**Job:** Separate out the lines that hold "JSON".

**Provided data:**
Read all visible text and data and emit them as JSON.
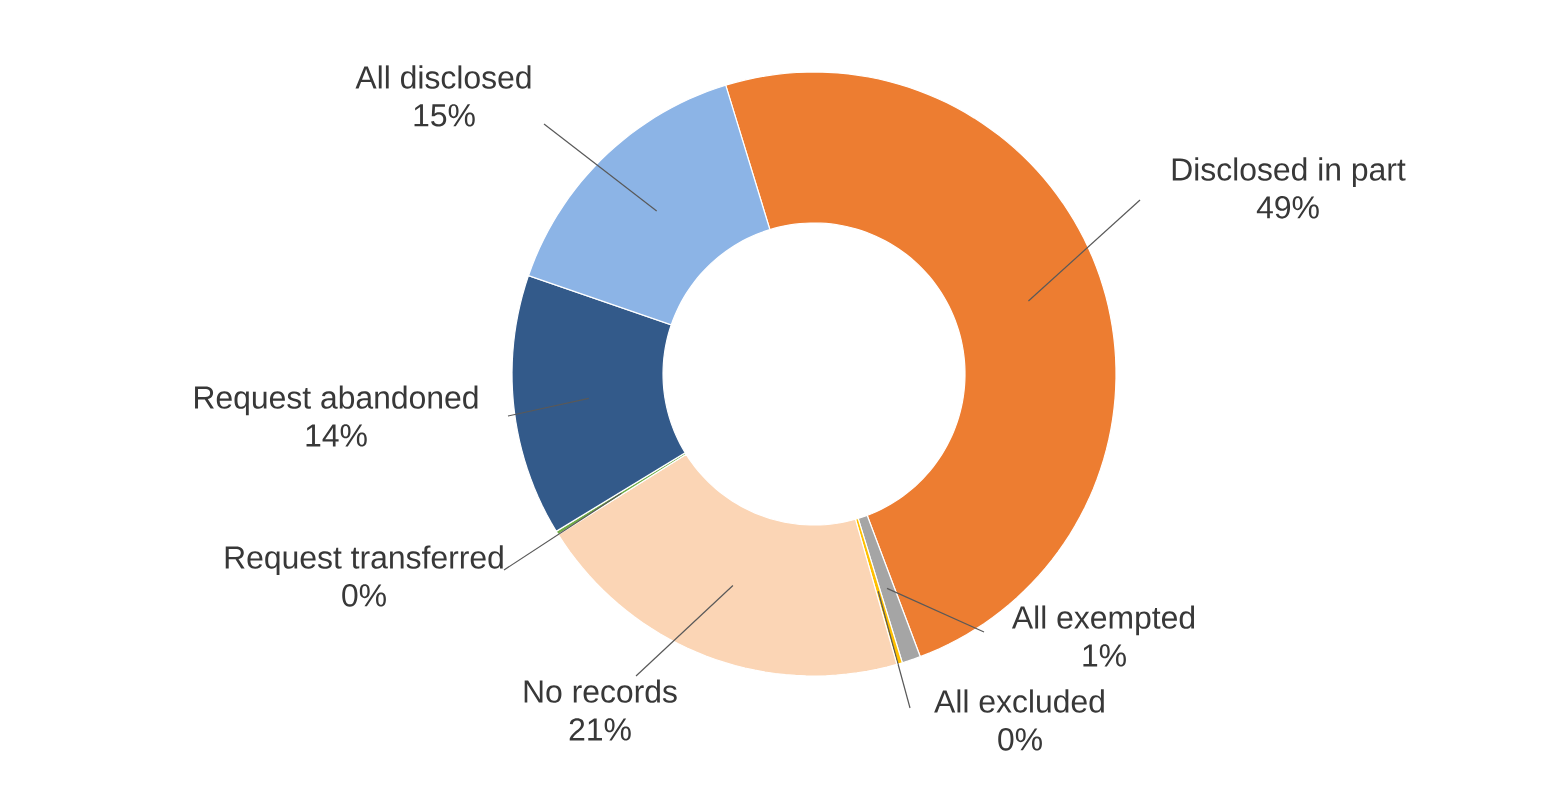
{
  "chart_data": {
    "type": "donut",
    "categories": [
      "Disclosed in part",
      "All exempted",
      "All excluded",
      "No records",
      "Request transferred",
      "Request abandoned",
      "All disclosed"
    ],
    "values": [
      49,
      1,
      0.3,
      20.5,
      0.2,
      14,
      15
    ],
    "value_labels": [
      "49%",
      "1%",
      "0%",
      "21%",
      "0%",
      "14%",
      "15%"
    ],
    "colors": [
      "#ed7d31",
      "#a5a5a5",
      "#ffc000",
      "#fbd5b5",
      "#70ad47",
      "#335a8a",
      "#8cb4e6"
    ]
  }
}
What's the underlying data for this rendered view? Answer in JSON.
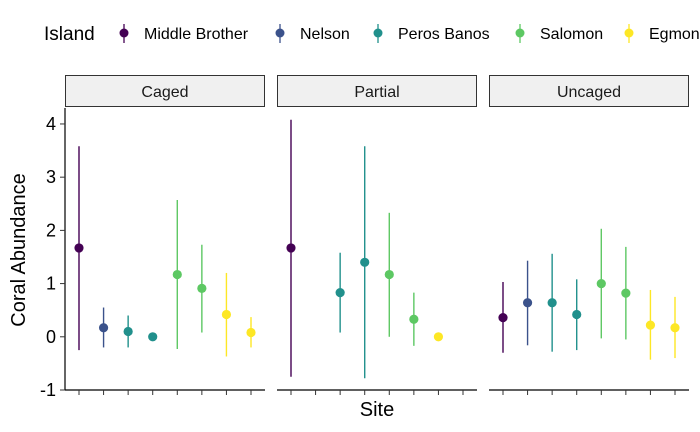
{
  "chart_data": {
    "type": "scatter",
    "subtype": "pointrange",
    "xlabel": "Site",
    "ylabel": "Coral Abundance",
    "ylim": [
      -1,
      4.3
    ],
    "yticks": [
      -1,
      0,
      1,
      2,
      3,
      4
    ],
    "yticklabels": [
      "-1",
      "0",
      "1",
      "2",
      "3",
      "4"
    ],
    "legend": {
      "title": "Island",
      "placement": "top"
    },
    "series": [
      {
        "name": "Middle Brother",
        "color": "#440154"
      },
      {
        "name": "Nelson",
        "color": "#3B528B"
      },
      {
        "name": "Peros Banos",
        "color": "#21908C"
      },
      {
        "name": "Salomon",
        "color": "#5DC863"
      },
      {
        "name": "Egmont",
        "color": "#FDE725"
      }
    ],
    "x_site_count": 8,
    "grid": false,
    "panels": [
      {
        "label": "Caged",
        "points": [
          {
            "site": 1,
            "island": "Middle Brother",
            "y": 1.67,
            "ymin": -0.25,
            "ymax": 3.58
          },
          {
            "site": 2,
            "island": "Nelson",
            "y": 0.17,
            "ymin": -0.2,
            "ymax": 0.55
          },
          {
            "site": 3,
            "island": "Peros Banos",
            "y": 0.1,
            "ymin": -0.2,
            "ymax": 0.4
          },
          {
            "site": 4,
            "island": "Peros Banos",
            "y": 0.0,
            "ymin": 0.0,
            "ymax": 0.0
          },
          {
            "site": 5,
            "island": "Salomon",
            "y": 1.17,
            "ymin": -0.23,
            "ymax": 2.57
          },
          {
            "site": 6,
            "island": "Salomon",
            "y": 0.91,
            "ymin": 0.08,
            "ymax": 1.73
          },
          {
            "site": 7,
            "island": "Egmont",
            "y": 0.42,
            "ymin": -0.37,
            "ymax": 1.2
          },
          {
            "site": 8,
            "island": "Egmont",
            "y": 0.08,
            "ymin": -0.2,
            "ymax": 0.37
          }
        ]
      },
      {
        "label": "Partial",
        "points": [
          {
            "site": 1,
            "island": "Middle Brother",
            "y": 1.67,
            "ymin": -0.75,
            "ymax": 4.08
          },
          {
            "site": 3,
            "island": "Peros Banos",
            "y": 0.83,
            "ymin": 0.08,
            "ymax": 1.58
          },
          {
            "site": 4,
            "island": "Peros Banos",
            "y": 1.4,
            "ymin": -0.78,
            "ymax": 3.58
          },
          {
            "site": 5,
            "island": "Salomon",
            "y": 1.17,
            "ymin": 0.0,
            "ymax": 2.33
          },
          {
            "site": 6,
            "island": "Salomon",
            "y": 0.33,
            "ymin": -0.17,
            "ymax": 0.83
          },
          {
            "site": 7,
            "island": "Egmont",
            "y": 0.0,
            "ymin": 0.0,
            "ymax": 0.0
          }
        ]
      },
      {
        "label": "Uncaged",
        "points": [
          {
            "site": 1,
            "island": "Middle Brother",
            "y": 0.36,
            "ymin": -0.3,
            "ymax": 1.03
          },
          {
            "site": 2,
            "island": "Nelson",
            "y": 0.64,
            "ymin": -0.16,
            "ymax": 1.43
          },
          {
            "site": 3,
            "island": "Peros Banos",
            "y": 0.64,
            "ymin": -0.28,
            "ymax": 1.56
          },
          {
            "site": 4,
            "island": "Peros Banos",
            "y": 0.42,
            "ymin": -0.25,
            "ymax": 1.08
          },
          {
            "site": 5,
            "island": "Salomon",
            "y": 1.0,
            "ymin": -0.03,
            "ymax": 2.03
          },
          {
            "site": 6,
            "island": "Salomon",
            "y": 0.82,
            "ymin": -0.05,
            "ymax": 1.69
          },
          {
            "site": 7,
            "island": "Egmont",
            "y": 0.22,
            "ymin": -0.43,
            "ymax": 0.88
          },
          {
            "site": 8,
            "island": "Egmont",
            "y": 0.17,
            "ymin": -0.4,
            "ymax": 0.75
          }
        ]
      }
    ]
  }
}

**Full response:**
Read all visible text and data and emit them as JSON.
What's the underlying data for this rendered view? Answer in JSON.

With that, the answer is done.